According to par. 194, the tax credit is also extended to taxpayers operating arts and professions but it is limited to the assets referred to in point 1 below.
The following investments are eligible for the tax credit:
- new «ordinary» material assets (under the former regulation such assets were eligible for the so called “super-depreciation”);
- new tangible assets as defined in Annex A of the Law n. 232/2016 (Budget Law 2017) i.e. assets that under the former regulation were eligible for the so-called Hyper-depreciation;
- new intangible assets as defined in Annex B of the Law n. 232/2016, and as modified by art. 1 paragraph 32 of the Law n. 205/2017 (i.e. software, systems and system integration, platforms and applications, connected to investments in tangible assets “Industria 4.0”).

RECORD EXCERPTS:
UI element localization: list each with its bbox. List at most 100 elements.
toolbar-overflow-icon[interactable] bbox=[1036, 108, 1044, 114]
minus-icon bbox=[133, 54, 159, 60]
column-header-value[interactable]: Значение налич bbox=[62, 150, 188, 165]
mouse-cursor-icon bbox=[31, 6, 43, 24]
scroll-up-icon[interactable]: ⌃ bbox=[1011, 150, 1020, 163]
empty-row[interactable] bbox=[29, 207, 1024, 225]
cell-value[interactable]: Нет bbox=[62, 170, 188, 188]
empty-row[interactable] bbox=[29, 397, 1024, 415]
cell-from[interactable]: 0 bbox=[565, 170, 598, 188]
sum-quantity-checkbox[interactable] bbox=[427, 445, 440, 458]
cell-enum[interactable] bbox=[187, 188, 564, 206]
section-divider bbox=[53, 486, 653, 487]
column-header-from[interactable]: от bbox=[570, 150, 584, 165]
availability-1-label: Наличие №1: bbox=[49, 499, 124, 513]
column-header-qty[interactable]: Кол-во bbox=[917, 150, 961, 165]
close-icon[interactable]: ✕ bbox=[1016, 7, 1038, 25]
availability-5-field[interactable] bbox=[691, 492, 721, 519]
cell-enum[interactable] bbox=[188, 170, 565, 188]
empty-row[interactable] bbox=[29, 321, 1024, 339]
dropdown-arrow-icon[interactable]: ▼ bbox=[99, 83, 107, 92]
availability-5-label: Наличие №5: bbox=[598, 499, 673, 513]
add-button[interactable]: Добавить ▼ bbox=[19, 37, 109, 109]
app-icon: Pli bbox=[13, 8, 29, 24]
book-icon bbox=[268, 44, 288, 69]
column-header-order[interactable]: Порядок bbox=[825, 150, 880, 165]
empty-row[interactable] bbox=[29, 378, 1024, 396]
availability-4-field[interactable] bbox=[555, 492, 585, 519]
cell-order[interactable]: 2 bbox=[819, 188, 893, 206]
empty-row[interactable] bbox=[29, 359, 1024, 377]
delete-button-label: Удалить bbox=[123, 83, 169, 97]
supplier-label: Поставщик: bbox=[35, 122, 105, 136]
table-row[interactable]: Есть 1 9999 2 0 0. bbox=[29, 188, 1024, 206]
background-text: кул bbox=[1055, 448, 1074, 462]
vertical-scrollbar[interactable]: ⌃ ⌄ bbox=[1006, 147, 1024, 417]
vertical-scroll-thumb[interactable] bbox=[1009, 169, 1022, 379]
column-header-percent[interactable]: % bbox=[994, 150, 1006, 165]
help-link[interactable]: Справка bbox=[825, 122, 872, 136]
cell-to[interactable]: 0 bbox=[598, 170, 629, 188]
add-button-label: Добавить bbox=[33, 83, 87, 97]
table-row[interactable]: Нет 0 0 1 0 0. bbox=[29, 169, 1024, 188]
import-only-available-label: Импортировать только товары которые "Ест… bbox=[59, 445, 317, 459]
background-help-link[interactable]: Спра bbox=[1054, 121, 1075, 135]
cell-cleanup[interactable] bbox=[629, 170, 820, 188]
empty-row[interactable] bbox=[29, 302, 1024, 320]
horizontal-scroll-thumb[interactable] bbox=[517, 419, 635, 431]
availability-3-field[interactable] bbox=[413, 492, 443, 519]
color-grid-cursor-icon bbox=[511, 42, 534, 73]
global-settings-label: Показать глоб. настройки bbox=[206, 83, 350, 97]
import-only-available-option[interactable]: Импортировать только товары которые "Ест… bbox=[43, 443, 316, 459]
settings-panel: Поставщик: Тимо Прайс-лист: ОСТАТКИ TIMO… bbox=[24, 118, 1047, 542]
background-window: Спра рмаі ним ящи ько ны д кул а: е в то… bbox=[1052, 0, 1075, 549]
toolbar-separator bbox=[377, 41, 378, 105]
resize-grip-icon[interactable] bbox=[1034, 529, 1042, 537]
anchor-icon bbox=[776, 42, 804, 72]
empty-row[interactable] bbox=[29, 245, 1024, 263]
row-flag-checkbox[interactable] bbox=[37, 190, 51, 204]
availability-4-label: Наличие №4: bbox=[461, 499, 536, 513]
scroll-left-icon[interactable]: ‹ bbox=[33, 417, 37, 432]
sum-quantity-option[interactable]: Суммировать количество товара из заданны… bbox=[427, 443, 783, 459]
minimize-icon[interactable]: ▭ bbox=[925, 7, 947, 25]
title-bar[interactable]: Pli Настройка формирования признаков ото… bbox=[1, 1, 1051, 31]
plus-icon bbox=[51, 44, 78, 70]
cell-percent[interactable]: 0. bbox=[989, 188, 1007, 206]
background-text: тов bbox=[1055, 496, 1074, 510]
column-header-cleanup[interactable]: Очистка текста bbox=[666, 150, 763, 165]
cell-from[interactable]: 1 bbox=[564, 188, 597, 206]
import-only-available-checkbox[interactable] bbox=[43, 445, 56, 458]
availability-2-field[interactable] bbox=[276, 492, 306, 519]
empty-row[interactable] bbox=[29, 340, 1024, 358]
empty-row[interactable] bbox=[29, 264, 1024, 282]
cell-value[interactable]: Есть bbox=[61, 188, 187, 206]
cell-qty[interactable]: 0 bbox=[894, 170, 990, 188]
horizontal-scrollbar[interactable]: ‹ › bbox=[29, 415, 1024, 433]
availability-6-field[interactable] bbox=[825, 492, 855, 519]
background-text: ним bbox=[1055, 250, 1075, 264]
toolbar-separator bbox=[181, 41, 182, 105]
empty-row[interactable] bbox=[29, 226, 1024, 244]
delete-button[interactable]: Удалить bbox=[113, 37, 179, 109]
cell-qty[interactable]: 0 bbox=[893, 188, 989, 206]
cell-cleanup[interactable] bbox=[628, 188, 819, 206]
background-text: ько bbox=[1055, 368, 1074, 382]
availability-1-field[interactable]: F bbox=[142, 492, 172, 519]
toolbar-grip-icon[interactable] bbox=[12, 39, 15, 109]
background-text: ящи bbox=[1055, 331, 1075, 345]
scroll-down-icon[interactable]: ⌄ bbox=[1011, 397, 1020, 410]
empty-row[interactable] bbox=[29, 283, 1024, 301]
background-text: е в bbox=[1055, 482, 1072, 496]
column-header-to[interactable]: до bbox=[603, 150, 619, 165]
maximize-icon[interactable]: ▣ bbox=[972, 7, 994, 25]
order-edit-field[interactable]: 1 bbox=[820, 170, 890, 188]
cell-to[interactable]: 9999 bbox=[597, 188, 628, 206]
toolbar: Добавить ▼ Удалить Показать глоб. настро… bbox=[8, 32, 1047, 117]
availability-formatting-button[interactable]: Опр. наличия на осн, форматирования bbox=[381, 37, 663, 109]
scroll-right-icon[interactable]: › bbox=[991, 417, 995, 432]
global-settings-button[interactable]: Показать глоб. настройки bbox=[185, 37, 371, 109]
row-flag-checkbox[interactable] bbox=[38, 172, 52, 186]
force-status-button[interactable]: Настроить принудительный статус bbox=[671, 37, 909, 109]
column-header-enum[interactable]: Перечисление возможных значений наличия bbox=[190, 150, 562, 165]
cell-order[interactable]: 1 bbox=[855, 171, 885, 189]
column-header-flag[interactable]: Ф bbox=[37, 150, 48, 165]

==

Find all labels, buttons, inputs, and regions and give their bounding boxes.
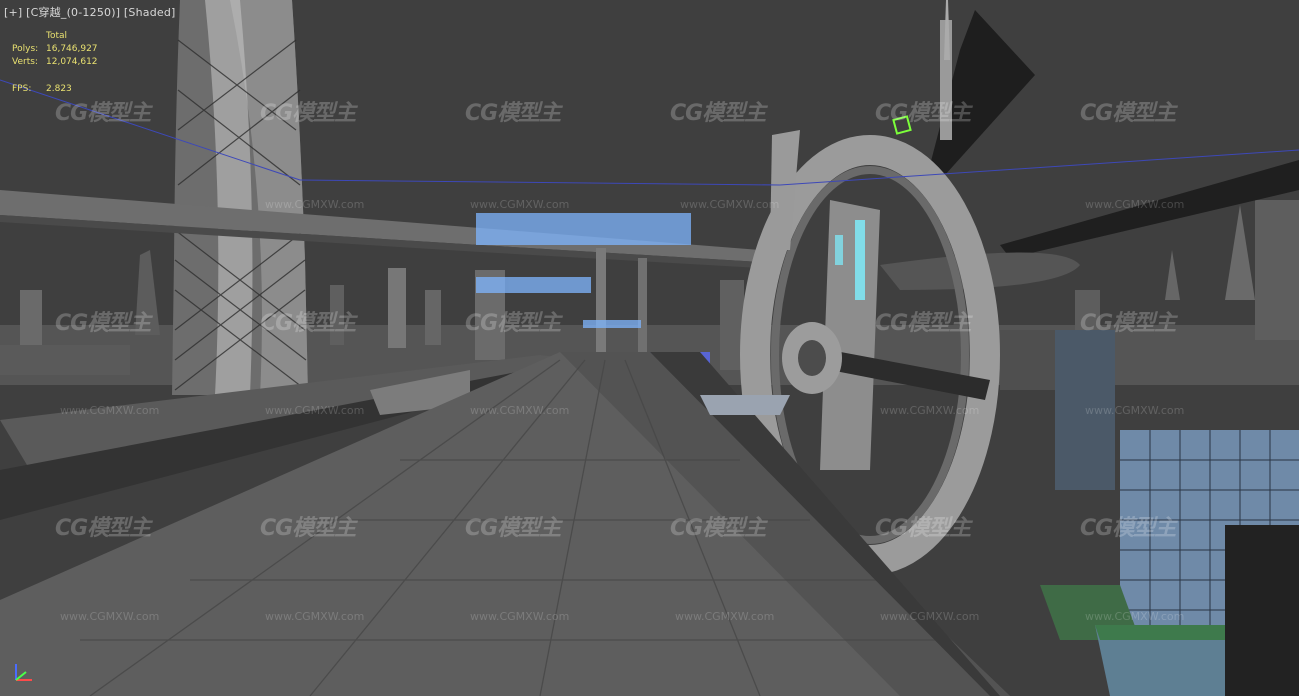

PROBLEMS TO SOLVE:
[1] Translate this sentence from the tax credit text into Spanish: "According to par. 194, the tax credit is also extended to taxpayers operating arts and professions but it is limited to the assets referred to in point 1 below."
[2] According to the tax credit text, what were new ordinary material assets eligible for under the former regulation?
The lines come from a different source than the text.

TASK SOLUTIONS:
[1] Según el párr. 194, el crédito fiscal se extiende también a los contribuyentes que ejercen artes y profesiones, pero se limita a los bienes mencionados en el punto 1 más abajo.

[2] They were eligible for the so-called "super-depreciation."